→ 指示:
A – 次の(i)〜(iii)が句会の選評の内容と合っているかを、それぞれ「はい」か「いいえ」で答えてください。判断の決め手となった選評の語句も、そのまま引用してください。(i) 岬の句の選評では、バス停が岬の南端にあることを作者が淡々と詠んでいるとしている。(ii) 園庭の句の選評では、子どもたちが厚着をしていたとしている。(iii) 園庭の句の選評では、園庭の隅の梅がすでに満開だったとしている。
B – 句会の選評のうち、「2022年4月のネット句会の結果を公開しました。」を含む語句で始まり「岬の先に広がる海の光景も見えてくる。」で終わる部分を、そのまま書き写してください。
C – 句会の選評の最後の文に続けて、その先を書いてください。

→ 抜粋した文章:
========

コンテンツへスキップ

2022年4月のネット句会の結果を公開しました。

◆特選句 西村 和子 選

バス停は岬南端春隣
鈴木ひろか
春を先取りしたくて、海へと足を延ばした作者。
バス停が岬の南端にあるという事実を淡々と詠んでいるが、それが「南端」であること、また軽やかな措辞が季語の「春隣」と響き合っている。
岬の先に広がる海の光景も見えてくる。
(松枝真理子)

 

園庭の子等皆薄着梅ふふむ
飯田静
通りかかった園庭をのぞくと、元気に子どもたちが遊んでいる。
その動きをなんとなく目で追っていると、存外薄着なのに気付いた。
ふと見ると、園庭の隅の梅がふくらんで開花間近である。子どもの方が大人よりも早く春を感じているのだ。

========

→ 与えられた情報:
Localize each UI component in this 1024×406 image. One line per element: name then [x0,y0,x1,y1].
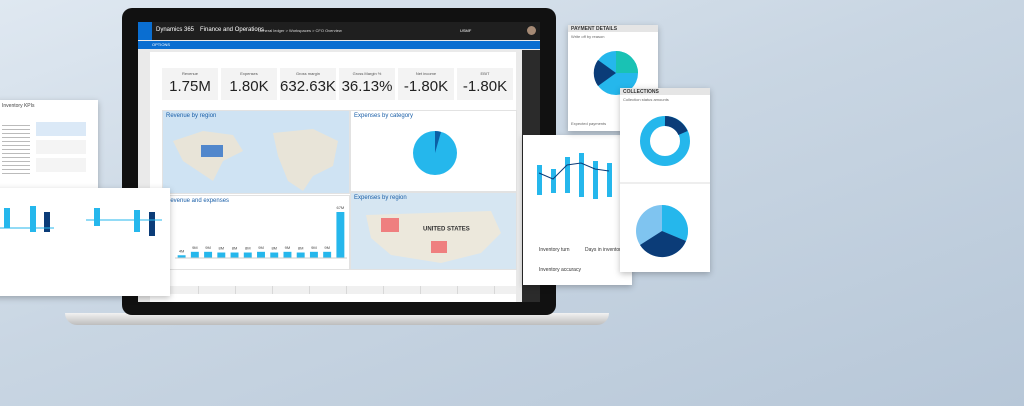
kpi-label: EBIT [480,71,490,76]
data-label: 4M [179,248,185,253]
panel-title: Expenses by category [354,113,414,119]
inventory-kpis-card: Inventory KPIs [0,100,98,190]
kpi-label: Gross Margin % [352,71,382,76]
bar [243,252,252,258]
revenue-and-expenses-panel: Revenue and expenses 4M 9M 9M 8M 8M 8M 9M 8M 9M 8… [162,195,350,270]
kpi-title: Inventory accuracy [539,267,581,273]
card-subtitle: Expected payments [571,121,607,126]
kpi-value: 1.75M [169,78,211,95]
panel-title: Revenue and expenses [166,198,230,204]
tab-strip[interactable] [162,286,516,294]
map-label: UNITED STATES [423,227,470,233]
module-name[interactable]: Finance and Operations [200,27,265,33]
kpi-tile[interactable]: Revenue 1.75M [162,68,218,100]
data-label: 9M [192,245,198,250]
kpi-tile[interactable]: Net income -1.80K [398,68,454,100]
bar [283,251,292,258]
kpi-tile[interactable]: Gross Margin % 36.13% [339,68,395,100]
data-label: 9M [205,245,211,250]
company[interactable]: USMF [460,28,472,33]
land [366,211,501,263]
kpi-label: Gross margin [295,71,320,76]
card-subtitle: Collection status amounts [623,97,669,102]
bar [323,251,332,258]
land [273,129,338,191]
bar [257,251,265,258]
list-item[interactable] [36,158,86,172]
app-name[interactable]: Dynamics 365 [156,27,195,33]
map [173,129,338,191]
kpi-tile[interactable]: EBIT -1.80K [457,68,513,100]
bar [270,252,279,258]
kpi-label: Expenses [240,71,258,76]
data-label: 67M [336,205,344,210]
card-title: Inventory KPIs [2,103,35,109]
chart-card [0,188,170,296]
kpi-label: Revenue [181,71,198,76]
data-label: 9M [285,245,291,250]
bar [177,255,186,258]
data-label: 9M [258,245,264,250]
highlight-region [381,218,399,232]
kpi-value: -1.80K [403,78,449,95]
bar-chart: 4M 9M 9M 8M 8M 8M 9M 8M 9M 8M 9M 9M 67M [175,205,347,259]
app-launcher[interactable] [138,22,152,40]
bar [190,251,199,258]
donuts [620,116,710,258]
card-title: PAYMENT DETAILS [571,26,618,32]
mini-charts [0,206,162,236]
breadcrumb: General ledger > Workspaces > CFO Overvi… [258,28,342,33]
kpi-label: Net income [415,71,437,76]
data-label: 8M [245,246,251,251]
data-label: 8M [271,246,277,251]
text-lines [2,122,30,174]
data-label: 8M [298,246,304,251]
data-label: 8M [232,246,238,251]
list-item[interactable] [36,122,86,136]
panel-title: Revenue by region [166,113,217,119]
highlight-region [201,145,223,157]
bar [217,252,226,258]
kpi-tile[interactable]: Gross margin 632.63K [280,68,336,100]
bar [230,252,239,258]
card-subtitle: Write off by reason [571,34,605,39]
kpi-value: -1.80K [462,78,508,95]
pie-slice [435,131,441,153]
kpi-title: Inventory turn [539,247,570,253]
kpi-value: 632.63K [280,78,336,95]
bar [309,251,318,258]
bar [336,212,345,258]
map: UNITED STATES [366,211,501,263]
expenses-by-category-panel: Expenses by category [350,110,517,192]
inventory-card: Inventory turn Days in inventory Invento… [523,135,632,285]
laptop-base [65,313,609,325]
collections-card: COLLECTIONS Collection status amounts [620,88,710,272]
kpi-value: 36.13% [341,78,393,95]
revenue-by-region-panel: Revenue by region [162,110,350,194]
mini-chart [537,153,612,199]
top-bar [138,22,540,40]
data-label: 9M [311,245,317,250]
bar [204,251,213,258]
bar [296,252,305,258]
list-item[interactable] [36,140,86,154]
action-pane [138,41,540,49]
pie [593,51,638,95]
data-label: 9M [324,245,330,250]
kpi-value: 1.80K [229,78,269,95]
options-tab[interactable]: OPTIONS [152,42,171,47]
highlight-region [431,241,447,253]
kpi-title: Days in inventory [585,247,624,253]
avatar[interactable] [527,26,536,35]
card-title: COLLECTIONS [623,89,659,95]
panel-title: Expenses by region [354,195,407,201]
pie [413,131,457,175]
data-label: 8M [219,246,225,251]
expenses-by-region-panel: Expenses by region UNITED STATES [350,192,517,270]
kpi-tile[interactable]: Expenses 1.80K [221,68,277,100]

========

→ 各問の解答:
A –
(i) はい。「バス停が岬の南端にあるという事実を淡々と詠んでいる」
(ii) いいえ。「存外薄着なのに気付いた」
(iii) いいえ。「園庭の隅の梅がふくらんで開花間近である」

B –
2022年4月のネット句会の結果を公開しました。

◆特選句 西村 和子 選

バス停は岬南端春隣
鈴木ひろか
春を先取りしたくて、海へと足を延ばした作者。
バス停が岬の南端にあるという事実を淡々と詠んでいるが、それが「南端」であること、また軽やかな措辞が季語の「春隣」と響き合っている。
岬の先に広がる海の光景も見えてくる。

C –
「梅ふふむ」とこれから成長する子ども達がリンクしていて、希望に満ちた明るい句である。
(松枝真理子)

 

三日月のいよよとんがり冴返る
藤江すみ江
春の月は「朧月」いう季語もあるように、かすんで見えることも多い。
だがそれと違い、この夜の三日月はますます尖ってみえた。それは寒の戻りで空気が澄み切っていたからでもあるし、作者の心象風景でもあろう。
「冴返る」の季語がよく効いている。
(松枝真理子)

 

城壁の石組固く梅白し
板垣もと子
作者の住んでいる町の城を詠んだ句と想像した。
城壁の石組みをまじまじと見て、その技術に圧倒されるばかりでなく、城が作られた時代にまで思いを馳せる作者。
「梅白し」からは、武士の凛とした立ち姿が思い浮かび、先人達の思いや覚悟までも伝わってくる。
(松枝真理子)

 

薔薇の芽の赤ぽつちりとみつちりと
小野雅子
句の前半と後半、それぞれに表現の工夫が見られる句である。
まず、「赤き薔薇の芽」ではなく、「薔薇の芽の赤」としたところに工夫がある。
これによって焦点が絞られ、読み手にはくっきりと薔薇の芽の赤みが見えてくる。
また、「ぽつちりと」「みつちりと」と促音を含んだリフレインが、薔薇の芽の様子を的確に表している。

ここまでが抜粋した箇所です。